● GOAL OF THE EXERCISE
Copy all of the data that follows without altering a word.

● PROVIDED DATA
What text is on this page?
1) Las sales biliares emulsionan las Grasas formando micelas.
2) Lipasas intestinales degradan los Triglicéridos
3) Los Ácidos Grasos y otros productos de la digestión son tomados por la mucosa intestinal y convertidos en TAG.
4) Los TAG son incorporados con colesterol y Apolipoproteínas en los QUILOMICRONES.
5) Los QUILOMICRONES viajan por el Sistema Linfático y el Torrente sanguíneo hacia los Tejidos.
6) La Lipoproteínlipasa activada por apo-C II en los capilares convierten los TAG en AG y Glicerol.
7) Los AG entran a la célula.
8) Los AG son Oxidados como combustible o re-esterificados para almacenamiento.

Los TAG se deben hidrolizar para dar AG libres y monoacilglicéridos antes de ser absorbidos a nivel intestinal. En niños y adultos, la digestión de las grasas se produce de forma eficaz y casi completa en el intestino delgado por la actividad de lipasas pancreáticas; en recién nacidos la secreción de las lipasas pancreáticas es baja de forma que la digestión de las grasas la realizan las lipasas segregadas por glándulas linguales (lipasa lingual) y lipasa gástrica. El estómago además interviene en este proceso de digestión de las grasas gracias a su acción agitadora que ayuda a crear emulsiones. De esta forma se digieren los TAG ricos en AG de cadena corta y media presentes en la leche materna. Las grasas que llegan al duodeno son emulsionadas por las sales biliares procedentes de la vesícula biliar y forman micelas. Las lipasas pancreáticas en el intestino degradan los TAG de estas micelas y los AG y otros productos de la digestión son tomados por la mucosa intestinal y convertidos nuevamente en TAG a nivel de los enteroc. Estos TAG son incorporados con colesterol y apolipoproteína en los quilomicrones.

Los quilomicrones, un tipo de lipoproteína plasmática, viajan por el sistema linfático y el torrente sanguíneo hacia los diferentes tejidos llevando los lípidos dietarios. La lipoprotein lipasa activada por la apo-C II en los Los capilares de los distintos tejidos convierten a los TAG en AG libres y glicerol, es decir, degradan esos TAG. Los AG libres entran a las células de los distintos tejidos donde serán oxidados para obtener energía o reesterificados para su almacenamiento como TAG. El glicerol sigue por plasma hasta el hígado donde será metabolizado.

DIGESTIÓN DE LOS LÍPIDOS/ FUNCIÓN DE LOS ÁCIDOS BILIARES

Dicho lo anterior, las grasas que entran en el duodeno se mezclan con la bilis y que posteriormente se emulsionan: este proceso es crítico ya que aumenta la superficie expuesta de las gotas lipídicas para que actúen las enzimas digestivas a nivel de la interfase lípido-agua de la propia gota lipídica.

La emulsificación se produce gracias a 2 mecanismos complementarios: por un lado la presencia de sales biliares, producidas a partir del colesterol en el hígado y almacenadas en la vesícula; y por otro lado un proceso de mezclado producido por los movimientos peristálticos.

● RESULT BELOW
What text is on this page?
1) Las sales biliares emulsionan las Grasas formando micelas.
2) Lipasas intestinales degradan los Triglicéridos
3) Los Ácidos Grasos y otros productos de la digestión son tomados por la mucosa intestinal y convertidos en TAG.
4) Los TAG son incorporados con colesterol y Apolipoproteínas en los QUILOMICRONES.
5) Los QUILOMICRONES viajan por el Sistema Linfático y el Torrente sanguíneo hacia los Tejidos.
6) La Lipoproteínlipasa activada por apo-C II en los capilares convierten los TAG en AG y Glicerol.
7) Los AG entran a la célula.
8) Los AG son Oxidados como combustible o re-esterificados para almacenamiento.

Los TAG se deben hidrolizar para dar AG libres y monoacilglicéridos antes de ser absorbidos a nivel intestinal. En niños y adultos, la digestión de las grasas se produce de forma eficaz y casi completa en el intestino delgado por la actividad de lipasas pancreáticas; en recién nacidos la secreción de las lipasas pancreáticas es baja de forma que la digestión de las grasas la realizan las lipasas segregadas por glándulas linguales (lipasa lingual) y lipasa gástrica. El estómago además interviene en este proceso de digestión de las grasas gracias a su acción agitadora que ayuda a crear emulsiones. De esta forma se digieren los TAG ricos en AG de cadena corta y media presentes en la leche materna. Las grasas que llegan al duodeno son emulsionadas por las sales biliares procedentes de la vesícula biliar y forman micelas. Las lipasas pancreáticas en el intestino degradan los TAG de estas micelas y los AG y otros productos de la digestión son tomados por la mucosa intestinal y convertidos nuevamente en TAG a nivel de los enteroc. Estos TAG son incorporados con colesterol y apolipoproteína en los quilomicrones.

Los quilomicrones, un tipo de lipoproteína plasmática, viajan por el sistema linfático y el torrente sanguíneo hacia los diferentes tejidos llevando los lípidos dietarios. La lipoprotein lipasa activada por la apo-C II en los Los capilares de los distintos tejidos convierten a los TAG en AG libres y glicerol, es decir, degradan esos TAG. Los AG libres entran a las células de los distintos tejidos donde serán oxidados para obtener energía o reesterificados para su almacenamiento como TAG. El glicerol sigue por plasma hasta el hígado donde será metabolizado.

DIGESTIÓN DE LOS LÍPIDOS/ FUNCIÓN DE LOS ÁCIDOS BILIARES

Dicho lo anterior, las grasas que entran en el duodeno se mezclan con la bilis y que posteriormente se emulsionan: este proceso es crítico ya que aumenta la superficie expuesta de las gotas lipídicas para que actúen las enzimas digestivas a nivel de la interfase lípido-agua de la propia gota lipídica.

La emulsificación se produce gracias a 2 mecanismos complementarios: por un lado la presencia de sales biliares, producidas a partir del colesterol en el hígado y almacenadas en la vesícula; y por otro lado un proceso de mezclado producido por los movimientos peristálticos.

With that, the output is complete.